Strip the pictures, then copy the remaining data exactly as it stands.
AVAILABLE DATA START
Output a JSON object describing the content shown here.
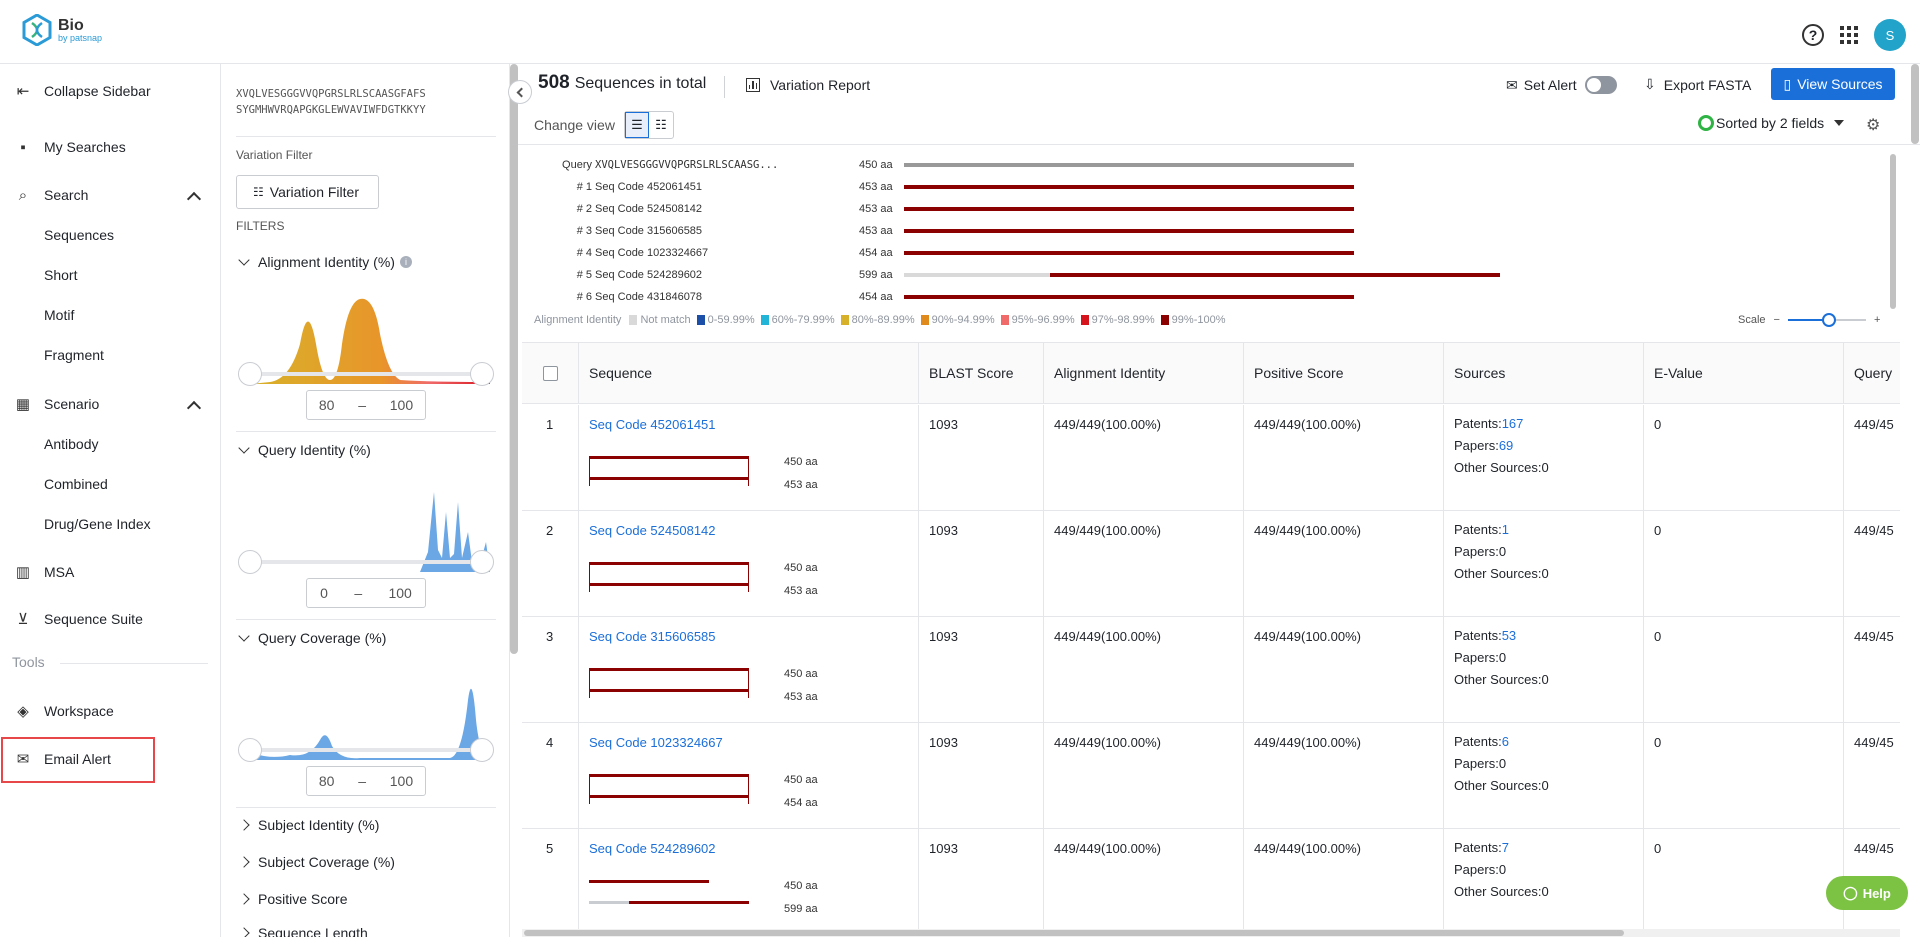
{
  "app": {
    "logo_title": "Bio",
    "logo_sub": "by patsnap",
    "help_icon": "?",
    "avatar": "S"
  },
  "sidebar": {
    "collapse": "Collapse Sidebar",
    "my_searches": "My Searches",
    "search": "Search",
    "search_items": [
      "Sequences",
      "Short",
      "Motif",
      "Fragment"
    ],
    "scenario": "Scenario",
    "scenario_items": [
      "Antibody",
      "Combined",
      "Drug/Gene Index"
    ],
    "msa": "MSA",
    "suite": "Sequence Suite",
    "tools": "Tools",
    "workspace": "Workspace",
    "email_alert": "Email Alert"
  },
  "filters": {
    "query_seq_line1": "XVQLVESGGGVVQPGRSLRLSCAASGFAFS",
    "query_seq_line2": "SYGMHWVRQAPGKGLEWVAVIWFDGTKKYY",
    "variation_label": "Variation Filter",
    "variation_button": "Variation Filter",
    "filters_label": "FILTERS",
    "alignment_identity": {
      "title": "Alignment Identity (%)",
      "min": "80",
      "max": "100"
    },
    "query_identity": {
      "title": "Query Identity (%)",
      "min": "0",
      "max": "100"
    },
    "query_coverage": {
      "title": "Query Coverage (%)",
      "min": "80",
      "max": "100"
    },
    "range_sep": "–",
    "collapsed": [
      "Subject Identity (%)",
      "Subject Coverage (%)",
      "Positive Score",
      "Sequence Length"
    ]
  },
  "header": {
    "total": "508",
    "total_label": "Sequences in total",
    "variation_report": "Variation Report",
    "set_alert": "Set Alert",
    "export": "Export FASTA",
    "view_sources": "View Sources",
    "change_view": "Change view",
    "sorted": "Sorted by 2 fields"
  },
  "alignment": {
    "query_label": "Query",
    "query_seq": "XVQLVESGGGVVQPGRSLRLSCAASG...",
    "query_len": "450 aa",
    "rows": [
      {
        "idx": "# 1",
        "name": "Seq Code 452061451",
        "len": "453 aa"
      },
      {
        "idx": "# 2",
        "name": "Seq Code 524508142",
        "len": "453 aa"
      },
      {
        "idx": "# 3",
        "name": "Seq Code 315606585",
        "len": "453 aa"
      },
      {
        "idx": "# 4",
        "name": "Seq Code 1023324667",
        "len": "454 aa"
      },
      {
        "idx": "# 5",
        "name": "Seq Code 524289602",
        "len": "599 aa"
      },
      {
        "idx": "# 6",
        "name": "Seq Code 431846078",
        "len": "454 aa"
      }
    ],
    "legend_title": "Alignment Identity",
    "legend": [
      {
        "label": "Not match",
        "color": "#d9d9d9"
      },
      {
        "label": "0-59.99%",
        "color": "#1b4fa8"
      },
      {
        "label": "60%-79.99%",
        "color": "#23b5d8"
      },
      {
        "label": "80%-89.99%",
        "color": "#d8b12a"
      },
      {
        "label": "90%-94.99%",
        "color": "#e08a1e"
      },
      {
        "label": "95%-96.99%",
        "color": "#f06a6a"
      },
      {
        "label": "97%-98.99%",
        "color": "#d6141e"
      },
      {
        "label": "99%-100%",
        "color": "#8b0000"
      }
    ],
    "scale_label": "Scale",
    "scale_minus": "−",
    "scale_plus": "+"
  },
  "table": {
    "columns": [
      "Sequence",
      "BLAST Score",
      "Alignment Identity",
      "Positive Score",
      "Sources",
      "E-Value",
      "Query"
    ],
    "rows": [
      {
        "n": "1",
        "seq": "Seq Code 452061451",
        "q_len": "450 aa",
        "s_len": "453 aa",
        "blast": "1093",
        "ident": "449/449(100.00%)",
        "pos": "449/449(100.00%)",
        "patents": "167",
        "papers": "69",
        "other": "0",
        "evalue": "0",
        "query": "449/45"
      },
      {
        "n": "2",
        "seq": "Seq Code 524508142",
        "q_len": "450 aa",
        "s_len": "453 aa",
        "blast": "1093",
        "ident": "449/449(100.00%)",
        "pos": "449/449(100.00%)",
        "patents": "1",
        "papers": "0",
        "other": "0",
        "evalue": "0",
        "query": "449/45"
      },
      {
        "n": "3",
        "seq": "Seq Code 315606585",
        "q_len": "450 aa",
        "s_len": "453 aa",
        "blast": "1093",
        "ident": "449/449(100.00%)",
        "pos": "449/449(100.00%)",
        "patents": "53",
        "papers": "0",
        "other": "0",
        "evalue": "0",
        "query": "449/45"
      },
      {
        "n": "4",
        "seq": "Seq Code 1023324667",
        "q_len": "450 aa",
        "s_len": "454 aa",
        "blast": "1093",
        "ident": "449/449(100.00%)",
        "pos": "449/449(100.00%)",
        "patents": "6",
        "papers": "0",
        "other": "0",
        "evalue": "0",
        "query": "449/45"
      },
      {
        "n": "5",
        "seq": "Seq Code 524289602",
        "q_len": "450 aa",
        "s_len": "599 aa",
        "blast": "1093",
        "ident": "449/449(100.00%)",
        "pos": "449/449(100.00%)",
        "patents": "7",
        "papers": "0",
        "other": "0",
        "evalue": "0",
        "query": "449/45"
      }
    ],
    "patents_label": "Patents:",
    "papers_label": "Papers:",
    "other_label": "Other Sources:"
  },
  "help": "Help"
}
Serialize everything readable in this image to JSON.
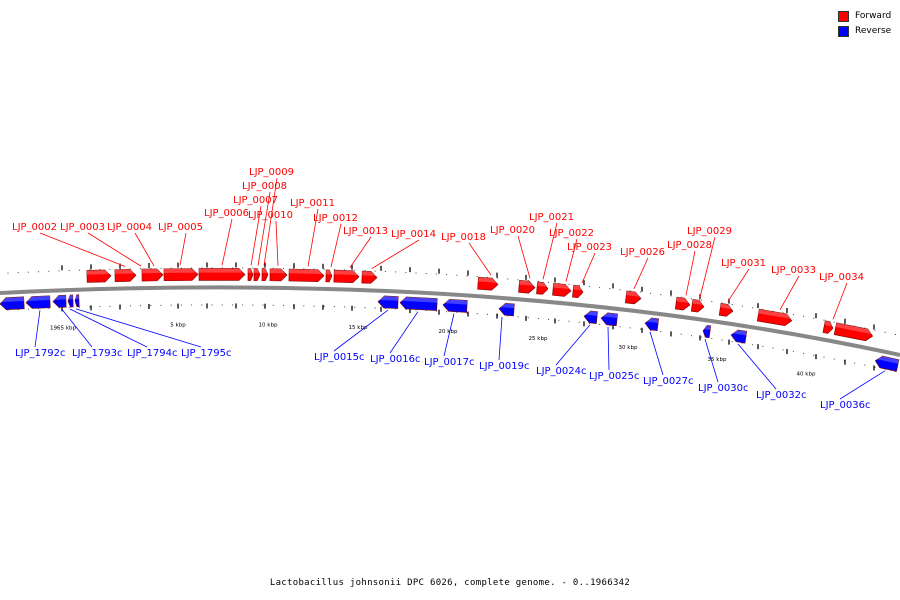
{
  "legend": {
    "forward": {
      "label": "Forward",
      "color": "#ff0000"
    },
    "reverse": {
      "label": "Reverse",
      "color": "#0000ff"
    }
  },
  "caption": "Lactobacillus johnsonii DPC 6026, complete genome. - 0..1966342",
  "ticks": [
    "1965 kbp",
    "5 kbp",
    "10 kbp",
    "15 kbp",
    "20 kbp",
    "25 kbp",
    "30 kbp",
    "35 kbp",
    "40 kbp"
  ],
  "forward_labels": [
    "LJP_0002",
    "LJP_0003",
    "LJP_0004",
    "LJP_0005",
    "LJP_0006",
    "LJP_0007",
    "LJP_0008",
    "LJP_0009",
    "LJP_0010",
    "LJP_0011",
    "LJP_0012",
    "LJP_0013",
    "LJP_0014",
    "LJP_0018",
    "LJP_0020",
    "LJP_0021",
    "LJP_0022",
    "LJP_0023",
    "LJP_0026",
    "LJP_0028",
    "LJP_0029",
    "LJP_0031",
    "LJP_0033",
    "LJP_0034"
  ],
  "reverse_labels": [
    "LJP_1792c",
    "LJP_1793c",
    "LJP_1794c",
    "LJP_1795c",
    "LJP_0015c",
    "LJP_0016c",
    "LJP_0017c",
    "LJP_0019c",
    "LJP_0024c",
    "LJP_0025c",
    "LJP_0027c",
    "LJP_0030c",
    "LJP_0032c",
    "LJP_0036c"
  ]
}
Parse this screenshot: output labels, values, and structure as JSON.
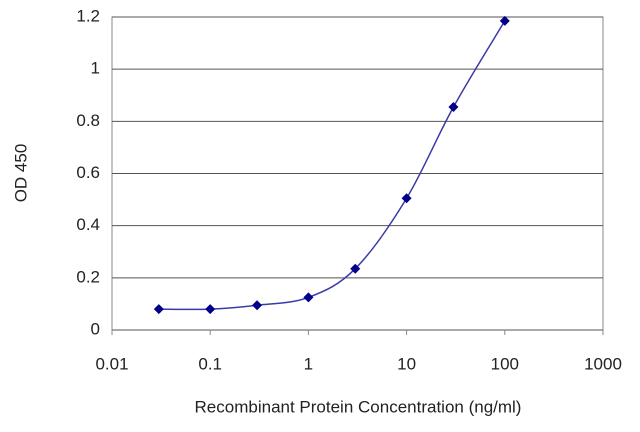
{
  "chart_data": {
    "type": "scatter",
    "x_label": "Recombinant Protein Concentration (ng/ml)",
    "y_label": "OD 450",
    "x": [
      0.03,
      0.1,
      0.3,
      1,
      3,
      10,
      30,
      100
    ],
    "values": [
      0.08,
      0.08,
      0.095,
      0.125,
      0.235,
      0.505,
      0.855,
      1.185
    ],
    "color": "#00008b",
    "line_color": "#3a3aa8",
    "x_log": true,
    "xlim": [
      0.01,
      1000
    ],
    "xticks": [
      0.01,
      0.1,
      1,
      10,
      100,
      1000
    ],
    "ylim": [
      0,
      1.2
    ],
    "yticks": [
      0,
      0.2,
      0.4,
      0.6,
      0.8,
      1,
      1.2
    ],
    "grid": true
  }
}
AVAILABLE DATA END
### OUTPUT FOR THIS EXERCISE:
Output a JSON object describing the content shown here.
{
  "app": {
    "logo_title": "Bio",
    "logo_sub": "by patsnap",
    "help_icon": "?",
    "avatar": "S"
  },
  "sidebar": {
    "collapse": "Collapse Sidebar",
    "my_searches": "My Searches",
    "search": "Search",
    "search_items": [
      "Sequences",
      "Short",
      "Motif",
      "Fragment"
    ],
    "scenario": "Scenario",
    "scenario_items": [
      "Antibody",
      "Combined",
      "Drug/Gene Index"
    ],
    "msa": "MSA",
    "suite": "Sequence Suite",
    "tools": "Tools",
    "workspace": "Workspace",
    "email_alert": "Email Alert"
  },
  "filters": {
    "query_seq_line1": "XVQLVESGGGVVQPGRSLRLSCAASGFAFS",
    "query_seq_line2": "SYGMHWVRQAPGKGLEWVAVIWFDGTKKYY",
    "variation_label": "Variation Filter",
    "variation_button": "Variation Filter",
    "filters_label": "FILTERS",
    "alignment_identity": {
      "title": "Alignment Identity (%)",
      "min": "80",
      "max": "100"
    },
    "query_identity": {
      "title": "Query Identity (%)",
      "min": "0",
      "max": "100"
    },
    "query_coverage": {
      "title": "Query Coverage (%)",
      "min": "80",
      "max": "100"
    },
    "range_sep": "–",
    "collapsed": [
      "Subject Identity (%)",
      "Subject Coverage (%)",
      "Positive Score",
      "Sequence Length"
    ]
  },
  "header": {
    "total": "508",
    "total_label": "Sequences in total",
    "variation_report": "Variation Report",
    "set_alert": "Set Alert",
    "export": "Export FASTA",
    "view_sources": "View Sources",
    "change_view": "Change view",
    "sorted": "Sorted by 2 fields"
  },
  "alignment": {
    "query_label": "Query",
    "query_seq": "XVQLVESGGGVVQPGRSLRLSCAASG...",
    "query_len": "450 aa",
    "rows": [
      {
        "idx": "# 1",
        "name": "Seq Code 452061451",
        "len": "453 aa"
      },
      {
        "idx": "# 2",
        "name": "Seq Code 524508142",
        "len": "453 aa"
      },
      {
        "idx": "# 3",
        "name": "Seq Code 315606585",
        "len": "453 aa"
      },
      {
        "idx": "# 4",
        "name": "Seq Code 1023324667",
        "len": "454 aa"
      },
      {
        "idx": "# 5",
        "name": "Seq Code 524289602",
        "len": "599 aa"
      },
      {
        "idx": "# 6",
        "name": "Seq Code 431846078",
        "len": "454 aa"
      }
    ],
    "legend_title": "Alignment Identity",
    "legend": [
      {
        "label": "Not match",
        "color": "#d9d9d9"
      },
      {
        "label": "0-59.99%",
        "color": "#1b4fa8"
      },
      {
        "label": "60%-79.99%",
        "color": "#23b5d8"
      },
      {
        "label": "80%-89.99%",
        "color": "#d8b12a"
      },
      {
        "label": "90%-94.99%",
        "color": "#e08a1e"
      },
      {
        "label": "95%-96.99%",
        "color": "#f06a6a"
      },
      {
        "label": "97%-98.99%",
        "color": "#d6141e"
      },
      {
        "label": "99%-100%",
        "color": "#8b0000"
      }
    ],
    "scale_label": "Scale",
    "scale_minus": "−",
    "scale_plus": "+"
  },
  "table": {
    "columns": [
      "Sequence",
      "BLAST Score",
      "Alignment Identity",
      "Positive Score",
      "Sources",
      "E-Value",
      "Query"
    ],
    "rows": [
      {
        "n": "1",
        "seq": "Seq Code 452061451",
        "q_len": "450 aa",
        "s_len": "453 aa",
        "blast": "1093",
        "ident": "449/449(100.00%)",
        "pos": "449/449(100.00%)",
        "patents": "167",
        "papers": "69",
        "other": "0",
        "evalue": "0",
        "query": "449/45"
      },
      {
        "n": "2",
        "seq": "Seq Code 524508142",
        "q_len": "450 aa",
        "s_len": "453 aa",
        "blast": "1093",
        "ident": "449/449(100.00%)",
        "pos": "449/449(100.00%)",
        "patents": "1",
        "papers": "0",
        "other": "0",
        "evalue": "0",
        "query": "449/45"
      },
      {
        "n": "3",
        "seq": "Seq Code 315606585",
        "q_len": "450 aa",
        "s_len": "453 aa",
        "blast": "1093",
        "ident": "449/449(100.00%)",
        "pos": "449/449(100.00%)",
        "patents": "53",
        "papers": "0",
        "other": "0",
        "evalue": "0",
        "query": "449/45"
      },
      {
        "n": "4",
        "seq": "Seq Code 1023324667",
        "q_len": "450 aa",
        "s_len": "454 aa",
        "blast": "1093",
        "ident": "449/449(100.00%)",
        "pos": "449/449(100.00%)",
        "patents": "6",
        "papers": "0",
        "other": "0",
        "evalue": "0",
        "query": "449/45"
      },
      {
        "n": "5",
        "seq": "Seq Code 524289602",
        "q_len": "450 aa",
        "s_len": "599 aa",
        "blast": "1093",
        "ident": "449/449(100.00%)",
        "pos": "449/449(100.00%)",
        "patents": "7",
        "papers": "0",
        "other": "0",
        "evalue": "0",
        "query": "449/45"
      }
    ],
    "patents_label": "Patents:",
    "papers_label": "Papers:",
    "other_label": "Other Sources:"
  },
  "help": "Help"
}
Serialize everything readable in this image to JSON.
{
  "legend": {
    "forward": {
      "label": "Forward",
      "color": "#ff0000"
    },
    "reverse": {
      "label": "Reverse",
      "color": "#0000ff"
    }
  },
  "caption": "Lactobacillus johnsonii DPC 6026, complete genome. - 0..1966342",
  "ticks": [
    "1965 kbp",
    "5 kbp",
    "10 kbp",
    "15 kbp",
    "20 kbp",
    "25 kbp",
    "30 kbp",
    "35 kbp",
    "40 kbp"
  ],
  "forward_labels": [
    "LJP_0002",
    "LJP_0003",
    "LJP_0004",
    "LJP_0005",
    "LJP_0006",
    "LJP_0007",
    "LJP_0008",
    "LJP_0009",
    "LJP_0010",
    "LJP_0011",
    "LJP_0012",
    "LJP_0013",
    "LJP_0014",
    "LJP_0018",
    "LJP_0020",
    "LJP_0021",
    "LJP_0022",
    "LJP_0023",
    "LJP_0026",
    "LJP_0028",
    "LJP_0029",
    "LJP_0031",
    "LJP_0033",
    "LJP_0034"
  ],
  "reverse_labels": [
    "LJP_1792c",
    "LJP_1793c",
    "LJP_1794c",
    "LJP_1795c",
    "LJP_0015c",
    "LJP_0016c",
    "LJP_0017c",
    "LJP_0019c",
    "LJP_0024c",
    "LJP_0025c",
    "LJP_0027c",
    "LJP_0030c",
    "LJP_0032c",
    "LJP_0036c"
  ]
}
Parse this screenshot: output labels, values, and structure as JSON.
{
  "chart_data": {
    "type": "scatter",
    "x_label": "Recombinant Protein Concentration (ng/ml)",
    "y_label": "OD 450",
    "x": [
      0.03,
      0.1,
      0.3,
      1,
      3,
      10,
      30,
      100
    ],
    "values": [
      0.08,
      0.08,
      0.095,
      0.125,
      0.235,
      0.505,
      0.855,
      1.185
    ],
    "color": "#00008b",
    "line_color": "#3a3aa8",
    "x_log": true,
    "xlim": [
      0.01,
      1000
    ],
    "xticks": [
      0.01,
      0.1,
      1,
      10,
      100,
      1000
    ],
    "ylim": [
      0,
      1.2
    ],
    "yticks": [
      0,
      0.2,
      0.4,
      0.6,
      0.8,
      1,
      1.2
    ],
    "grid": true
  }
}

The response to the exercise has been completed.